### Task prompt
Output the full listing below exactly, without the pictures.

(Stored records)

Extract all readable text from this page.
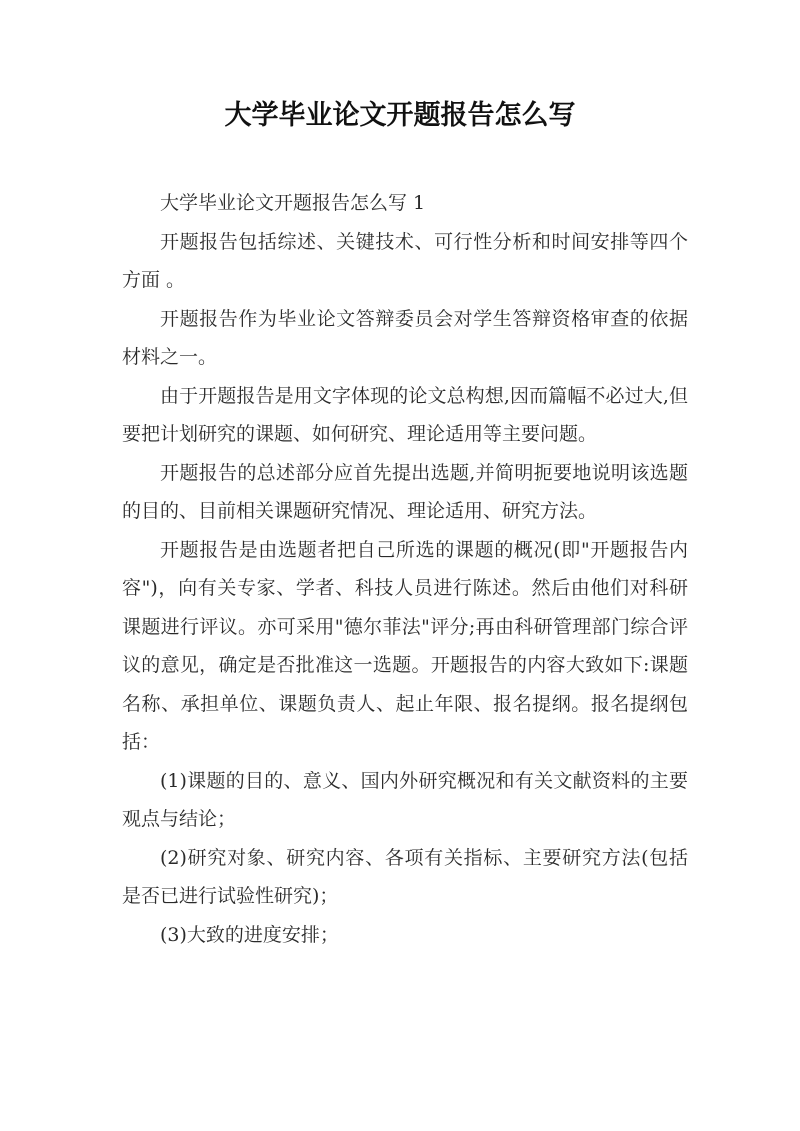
大学毕业论文开题报告怎么写

大学毕业论文开题报告怎么写 1

开题报告包括综述、关键技术、可行性分析和时间安排等四个方面 。

开题报告作为毕业论文答辩委员会对学生答辩资格审查的依据材料之一。

由于开题报告是用文字体现的论文总构想,因而篇幅不必过大,但要把计划研究的课题、如何研究、理论适用等主要问题。

开题报告的总述部分应首先提出选题,并简明扼要地说明该选题的目的、目前相关课题研究情况、理论适用、研究方法。

开题报告是由选题者把自己所选的课题的概况(即"开题报告内容")，向有关专家、学者、科技人员进行陈述。然后由他们对科研课题进行评议。亦可采用"德尔菲法"评分;再由科研管理部门综合评议的意见，确定是否批准这一选题。开题报告的内容大致如下:课题名称、承担单位、课题负责人、起止年限、报名提纲。报名提纲包括：

(1)课题的目的、意义、国内外研究概况和有关文献资料的主要观点与结论；

(2)研究对象、研究内容、各项有关指标、主要研究方法(包括是否已进行试验性研究)；

(3)大致的进度安排；
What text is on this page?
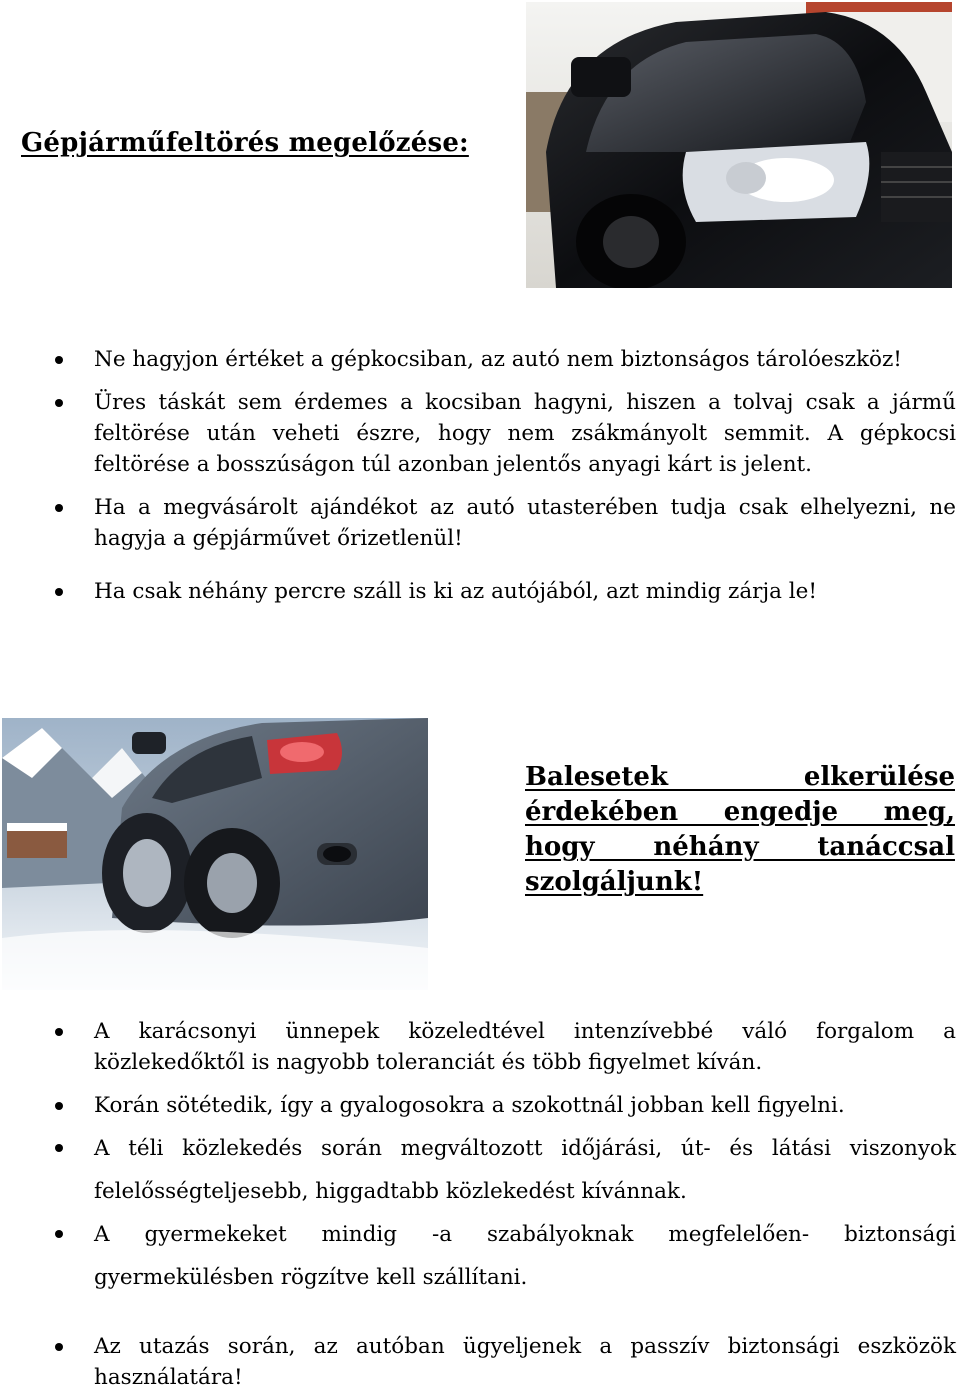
Gépjárműfeltörés megelőzése:
Ne hagyjon értéket a gépkocsiban, az autó nem biztonságos tárolóeszköz!
Üres táskát sem érdemes a kocsiban hagyni, hiszen a tolvaj csak a jármű feltörése után veheti észre, hogy nem zsákmányolt semmit. A gépkocsi feltörése a bosszúságon túl azonban jelentős anyagi kárt is jelent.
Ha a megvásárolt ajándékot az autó utasterében tudja csak elhelyezni, ne hagyja a gépjárművet őrizetlenül!
Ha csak néhány percre száll is ki az autójából, azt mindig zárja le!
Balesetek elkerülése érdekében engedje meg, hogy néhány tanáccsal szolgáljunk!
A karácsonyi ünnepek közeledtével intenzívebbé váló forgalom a közlekedőktől is nagyobb toleranciát és több figyelmet kíván.
Korán sötétedik, így a gyalogosokra a szokottnál jobban kell figyelni.
A téli közlekedés során megváltozott időjárási, út- és látási viszonyok felelősségteljesebb, higgadtabb közlekedést kívánnak.
A gyermekeket mindig -a szabályoknak megfelelően- biztonsági gyermekülésben rögzítve kell szállítani.
Az utazás során, az autóban ügyeljenek a passzív biztonsági eszközök használatára!
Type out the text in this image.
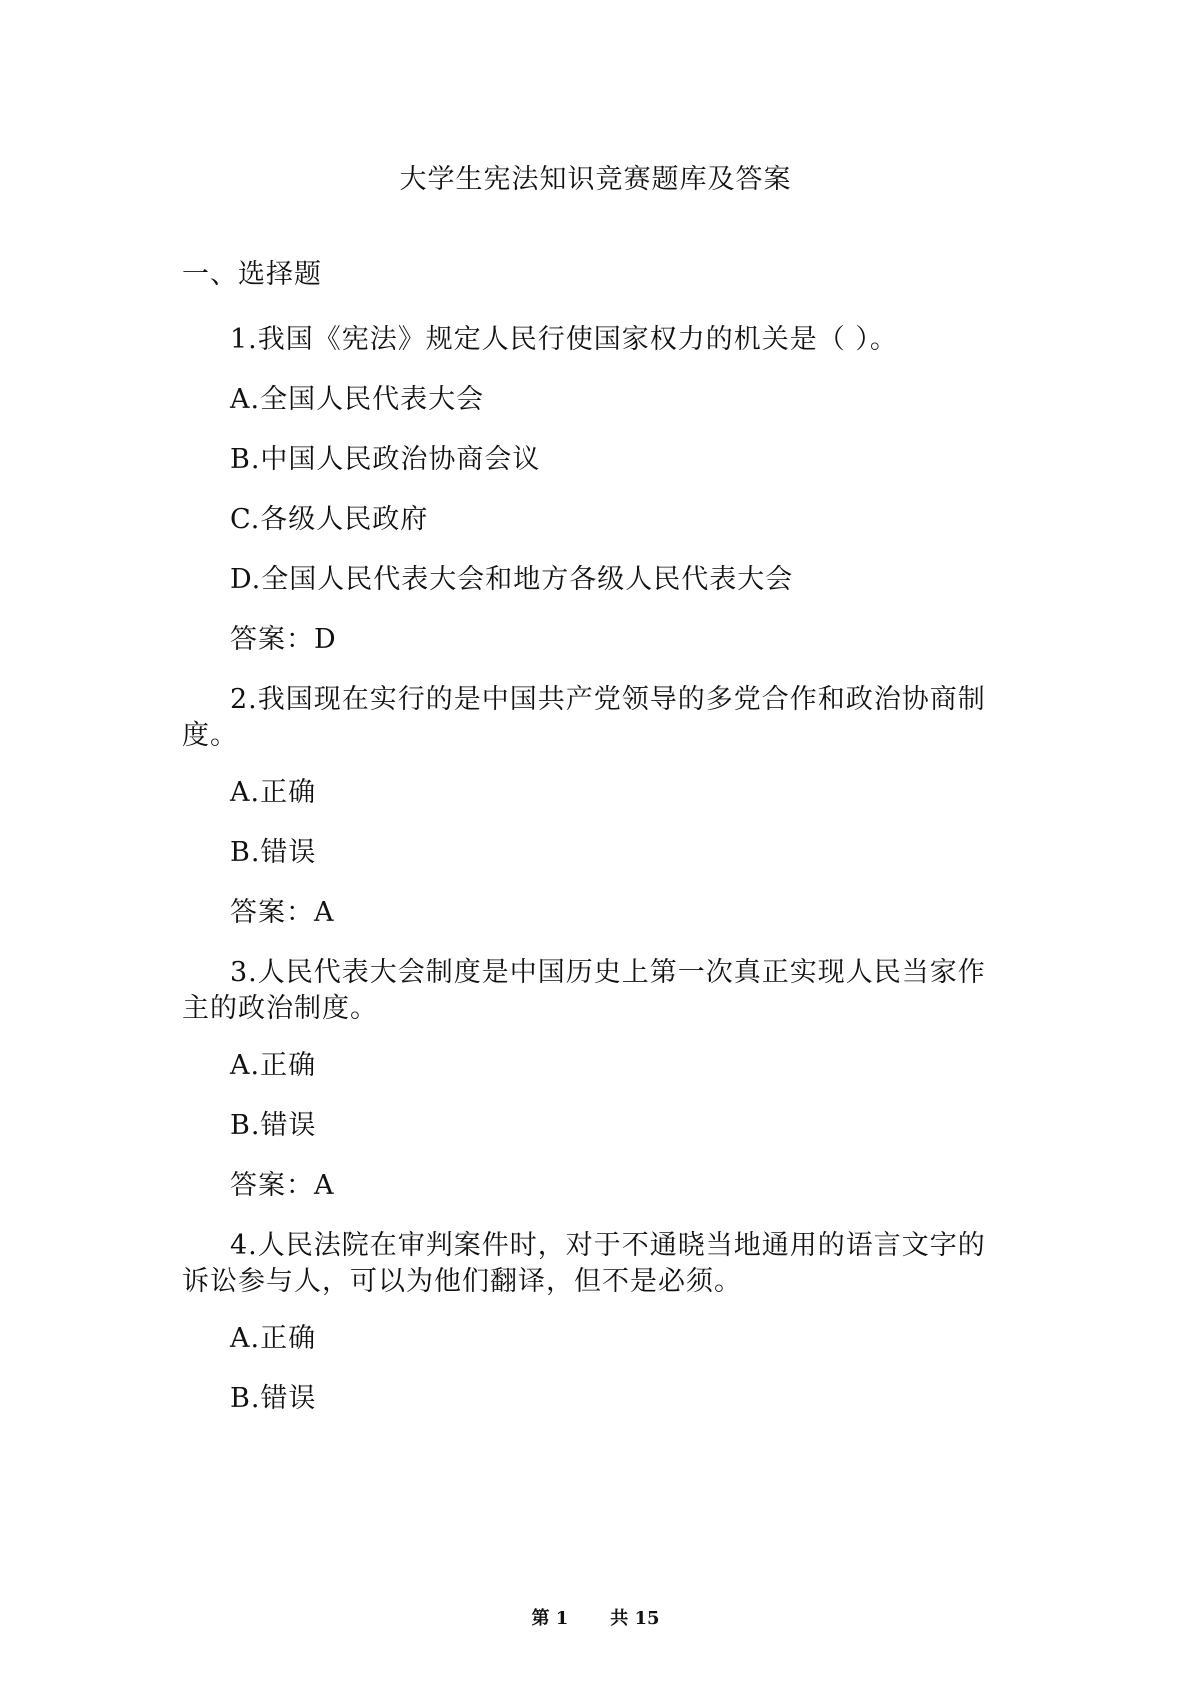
大学生宪法知识竞赛题库及答案
一、选择题
1.我国《宪法》规定人民行使国家权力的机关是（ ）。
A.全国人民代表大会
B.中国人民政治协商会议
C.各级人民政府
D.全国人民代表大会和地方各级人民代表大会
答案：D
2.我国现在实行的是中国共产党领导的多党合作和政治协商制度。
A.正确
B.错误
答案：A
3.人民代表大会制度是中国历史上第一次真正实现人民当家作主的政治制度。
A.正确
B.错误
答案：A
4.人民法院在审判案件时，对于不通晓当地通用的语言文字的诉讼参与人，可以为他们翻译，但不是必须。
A.正确
B.错误
第 1 共 15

### Output below
Extract all readable text from this page.
大学毕业论文开题报告怎么写

大学毕业论文开题报告怎么写 1

开题报告包括综述、关键技术、可行性分析和时间安排等四个方面 。

开题报告作为毕业论文答辩委员会对学生答辩资格审查的依据材料之一。

由于开题报告是用文字体现的论文总构想,因而篇幅不必过大,但要把计划研究的课题、如何研究、理论适用等主要问题。

开题报告的总述部分应首先提出选题,并简明扼要地说明该选题的目的、目前相关课题研究情况、理论适用、研究方法。

开题报告是由选题者把自己所选的课题的概况(即"开题报告内容")，向有关专家、学者、科技人员进行陈述。然后由他们对科研课题进行评议。亦可采用"德尔菲法"评分;再由科研管理部门综合评议的意见，确定是否批准这一选题。开题报告的内容大致如下:课题名称、承担单位、课题负责人、起止年限、报名提纲。报名提纲包括：

(1)课题的目的、意义、国内外研究概况和有关文献资料的主要观点与结论；

(2)研究对象、研究内容、各项有关指标、主要研究方法(包括是否已进行试验性研究)；

(3)大致的进度安排；
What text is on this page?
Gépjárműfeltörés megelőzése:
Ne hagyjon értéket a gépkocsiban, az autó nem biztonságos tárolóeszköz!
Üres táskát sem érdemes a kocsiban hagyni, hiszen a tolvaj csak a jármű feltörése után veheti észre, hogy nem zsákmányolt semmit. A gépkocsi feltörése a bosszúságon túl azonban jelentős anyagi kárt is jelent.
Ha a megvásárolt ajándékot az autó utasterében tudja csak elhelyezni, ne hagyja a gépjárművet őrizetlenül!
Ha csak néhány percre száll is ki az autójából, azt mindig zárja le!
Balesetek elkerülése érdekében engedje meg, hogy néhány tanáccsal szolgáljunk!
A karácsonyi ünnepek közeledtével intenzívebbé váló forgalom a közlekedőktől is nagyobb toleranciát és több figyelmet kíván.
Korán sötétedik, így a gyalogosokra a szokottnál jobban kell figyelni.
A téli közlekedés során megváltozott időjárási, út- és látási viszonyok felelősségteljesebb, higgadtabb közlekedést kívánnak.
A gyermekeket mindig -a szabályoknak megfelelően- biztonsági gyermekülésben rögzítve kell szállítani.
Az utazás során, az autóban ügyeljenek a passzív biztonsági eszközök használatára!
Type out the text in this image.
大学生宪法知识竞赛题库及答案
一、选择题
1.我国《宪法》规定人民行使国家权力的机关是（ ）。
A.全国人民代表大会
B.中国人民政治协商会议
C.各级人民政府
D.全国人民代表大会和地方各级人民代表大会
答案：D
2.我国现在实行的是中国共产党领导的多党合作和政治协商制度。
A.正确
B.错误
答案：A
3.人民代表大会制度是中国历史上第一次真正实现人民当家作主的政治制度。
A.正确
B.错误
答案：A
4.人民法院在审判案件时，对于不通晓当地通用的语言文字的诉讼参与人，可以为他们翻译，但不是必须。
A.正确
B.错误
第 1 共 15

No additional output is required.